-- Start RECORDS SUPPLIED --

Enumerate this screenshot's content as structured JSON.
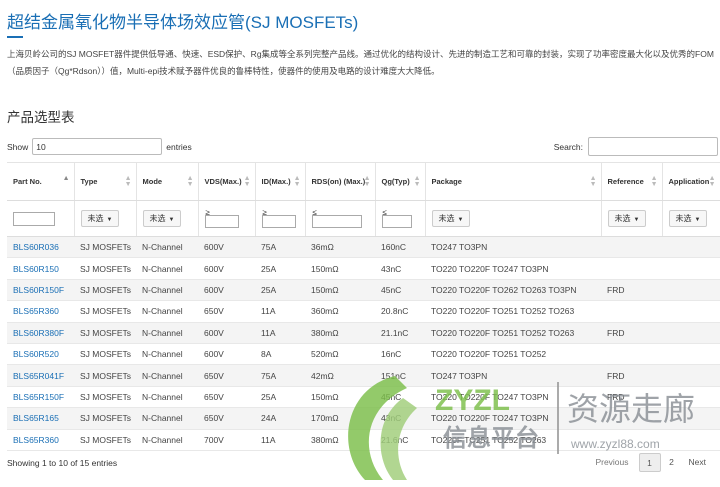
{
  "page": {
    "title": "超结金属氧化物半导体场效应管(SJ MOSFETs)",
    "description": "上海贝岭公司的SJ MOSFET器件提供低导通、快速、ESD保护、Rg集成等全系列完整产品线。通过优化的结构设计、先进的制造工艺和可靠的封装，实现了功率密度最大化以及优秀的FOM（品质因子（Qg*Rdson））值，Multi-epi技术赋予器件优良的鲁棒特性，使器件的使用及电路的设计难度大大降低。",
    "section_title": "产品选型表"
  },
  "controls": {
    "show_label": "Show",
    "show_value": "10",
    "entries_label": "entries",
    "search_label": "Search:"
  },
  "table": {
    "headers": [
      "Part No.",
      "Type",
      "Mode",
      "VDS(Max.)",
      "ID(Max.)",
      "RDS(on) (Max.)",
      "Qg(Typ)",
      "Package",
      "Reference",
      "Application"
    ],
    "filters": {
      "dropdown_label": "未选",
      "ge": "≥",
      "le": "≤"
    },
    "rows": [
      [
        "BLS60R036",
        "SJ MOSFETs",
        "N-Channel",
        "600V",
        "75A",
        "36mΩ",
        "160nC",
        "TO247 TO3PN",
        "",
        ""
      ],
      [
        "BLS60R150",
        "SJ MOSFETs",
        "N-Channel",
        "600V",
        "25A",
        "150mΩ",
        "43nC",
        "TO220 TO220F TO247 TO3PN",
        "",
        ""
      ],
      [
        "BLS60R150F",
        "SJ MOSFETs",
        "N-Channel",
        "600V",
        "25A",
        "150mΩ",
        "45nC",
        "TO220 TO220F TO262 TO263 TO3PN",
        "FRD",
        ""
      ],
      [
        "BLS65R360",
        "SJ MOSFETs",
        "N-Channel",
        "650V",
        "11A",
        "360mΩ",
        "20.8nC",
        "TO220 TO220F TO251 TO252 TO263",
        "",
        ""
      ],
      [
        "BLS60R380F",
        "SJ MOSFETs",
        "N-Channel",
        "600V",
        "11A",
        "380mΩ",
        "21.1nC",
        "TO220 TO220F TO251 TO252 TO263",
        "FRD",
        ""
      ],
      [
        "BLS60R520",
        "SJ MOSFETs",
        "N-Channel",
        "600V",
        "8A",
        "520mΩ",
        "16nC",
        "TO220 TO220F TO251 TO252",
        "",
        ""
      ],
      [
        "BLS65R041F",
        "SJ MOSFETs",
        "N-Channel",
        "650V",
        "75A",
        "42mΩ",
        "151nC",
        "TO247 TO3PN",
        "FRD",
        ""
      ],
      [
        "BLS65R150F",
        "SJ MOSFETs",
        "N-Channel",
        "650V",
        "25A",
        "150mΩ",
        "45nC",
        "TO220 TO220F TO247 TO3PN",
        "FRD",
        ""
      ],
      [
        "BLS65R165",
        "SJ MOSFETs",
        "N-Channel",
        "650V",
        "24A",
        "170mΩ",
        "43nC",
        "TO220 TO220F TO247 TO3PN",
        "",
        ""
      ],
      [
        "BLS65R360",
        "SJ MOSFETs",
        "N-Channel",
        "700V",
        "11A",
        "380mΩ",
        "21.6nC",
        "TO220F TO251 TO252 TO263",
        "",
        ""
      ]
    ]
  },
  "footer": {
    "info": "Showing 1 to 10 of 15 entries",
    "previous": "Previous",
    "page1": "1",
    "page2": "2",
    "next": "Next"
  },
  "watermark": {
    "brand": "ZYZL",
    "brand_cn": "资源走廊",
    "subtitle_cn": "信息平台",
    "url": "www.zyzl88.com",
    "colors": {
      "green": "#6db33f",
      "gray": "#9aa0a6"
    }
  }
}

-- End RECORDS SUPPLIED --
-- Start RECORDS SUPPLIED --

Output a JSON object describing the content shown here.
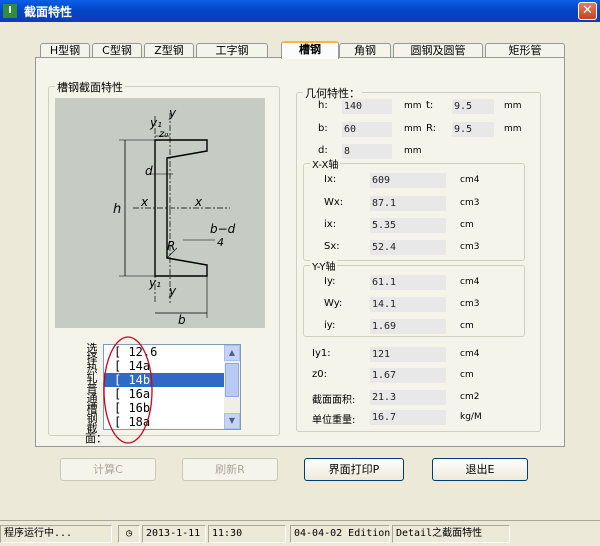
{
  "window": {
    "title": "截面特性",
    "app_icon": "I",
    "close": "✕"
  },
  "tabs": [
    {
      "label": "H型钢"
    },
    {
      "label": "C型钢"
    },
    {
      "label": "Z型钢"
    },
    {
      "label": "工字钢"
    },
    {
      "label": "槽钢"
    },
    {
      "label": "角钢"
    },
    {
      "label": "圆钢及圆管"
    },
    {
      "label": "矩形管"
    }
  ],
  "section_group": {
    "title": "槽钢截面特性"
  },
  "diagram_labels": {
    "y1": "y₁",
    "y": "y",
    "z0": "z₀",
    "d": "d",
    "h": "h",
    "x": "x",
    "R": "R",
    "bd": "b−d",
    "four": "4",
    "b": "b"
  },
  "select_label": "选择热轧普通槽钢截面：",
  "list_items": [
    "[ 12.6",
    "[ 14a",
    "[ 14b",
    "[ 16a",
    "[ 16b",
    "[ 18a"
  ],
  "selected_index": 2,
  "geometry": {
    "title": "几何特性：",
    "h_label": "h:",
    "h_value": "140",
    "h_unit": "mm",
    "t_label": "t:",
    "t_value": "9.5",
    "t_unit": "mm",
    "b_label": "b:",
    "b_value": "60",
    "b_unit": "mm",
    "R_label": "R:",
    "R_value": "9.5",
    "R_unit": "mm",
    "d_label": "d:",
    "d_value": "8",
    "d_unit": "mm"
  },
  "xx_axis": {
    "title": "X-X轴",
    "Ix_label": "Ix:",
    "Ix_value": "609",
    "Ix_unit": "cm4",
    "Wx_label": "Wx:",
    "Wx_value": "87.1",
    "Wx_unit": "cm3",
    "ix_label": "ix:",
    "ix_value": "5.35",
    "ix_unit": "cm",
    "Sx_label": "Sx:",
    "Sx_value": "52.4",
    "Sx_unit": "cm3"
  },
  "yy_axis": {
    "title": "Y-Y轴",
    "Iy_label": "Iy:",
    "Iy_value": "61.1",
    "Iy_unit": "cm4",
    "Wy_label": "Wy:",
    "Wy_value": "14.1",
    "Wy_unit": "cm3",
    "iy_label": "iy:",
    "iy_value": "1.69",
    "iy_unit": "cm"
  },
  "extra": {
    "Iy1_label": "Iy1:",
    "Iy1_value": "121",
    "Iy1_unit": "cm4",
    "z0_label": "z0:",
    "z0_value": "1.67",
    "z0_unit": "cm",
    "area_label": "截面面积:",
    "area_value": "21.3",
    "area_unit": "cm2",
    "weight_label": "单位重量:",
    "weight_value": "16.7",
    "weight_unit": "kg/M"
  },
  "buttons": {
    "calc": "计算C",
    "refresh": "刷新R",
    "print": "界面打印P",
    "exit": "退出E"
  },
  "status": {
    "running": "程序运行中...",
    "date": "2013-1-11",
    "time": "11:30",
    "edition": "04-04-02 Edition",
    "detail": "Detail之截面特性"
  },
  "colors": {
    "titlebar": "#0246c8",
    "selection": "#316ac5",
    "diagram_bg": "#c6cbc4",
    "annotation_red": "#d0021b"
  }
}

-- End RECORDS SUPPLIED --
-- Start RECORDS SUPPLIED --

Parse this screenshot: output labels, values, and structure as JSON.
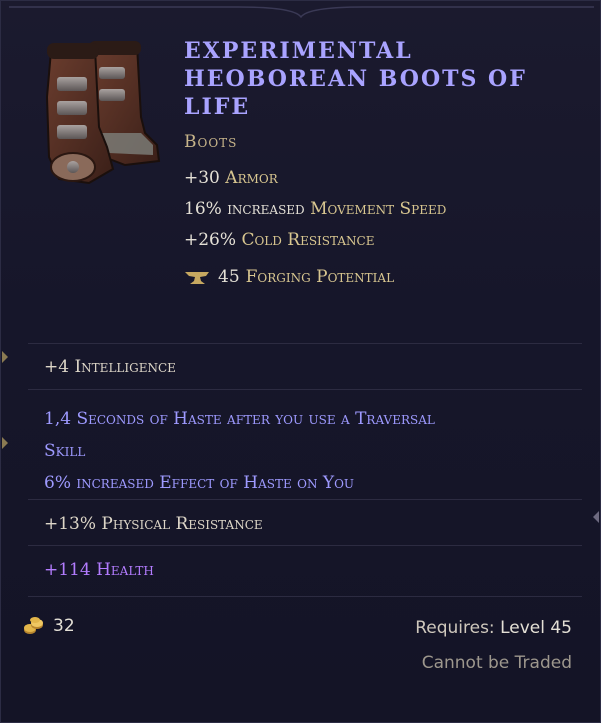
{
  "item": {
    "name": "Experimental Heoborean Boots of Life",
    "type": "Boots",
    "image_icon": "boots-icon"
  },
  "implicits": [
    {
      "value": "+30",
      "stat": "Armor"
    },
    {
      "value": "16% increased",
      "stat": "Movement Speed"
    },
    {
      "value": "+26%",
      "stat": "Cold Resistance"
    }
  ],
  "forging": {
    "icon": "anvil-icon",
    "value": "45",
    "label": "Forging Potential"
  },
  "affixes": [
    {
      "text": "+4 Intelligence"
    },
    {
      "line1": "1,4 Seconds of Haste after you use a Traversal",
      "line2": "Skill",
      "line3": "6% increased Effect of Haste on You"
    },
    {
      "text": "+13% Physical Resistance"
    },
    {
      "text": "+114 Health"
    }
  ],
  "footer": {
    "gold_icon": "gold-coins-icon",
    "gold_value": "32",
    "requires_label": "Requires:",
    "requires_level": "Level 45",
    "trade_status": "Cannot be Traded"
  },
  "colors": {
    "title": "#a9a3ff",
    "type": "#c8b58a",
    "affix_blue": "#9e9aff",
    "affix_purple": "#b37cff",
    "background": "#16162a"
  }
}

-- End RECORDS SUPPLIED --

### WHAT IS NEEDED
Write only the number of lines in the records that include the word "entries".

### ANSWER TO THIS EXERCISE
2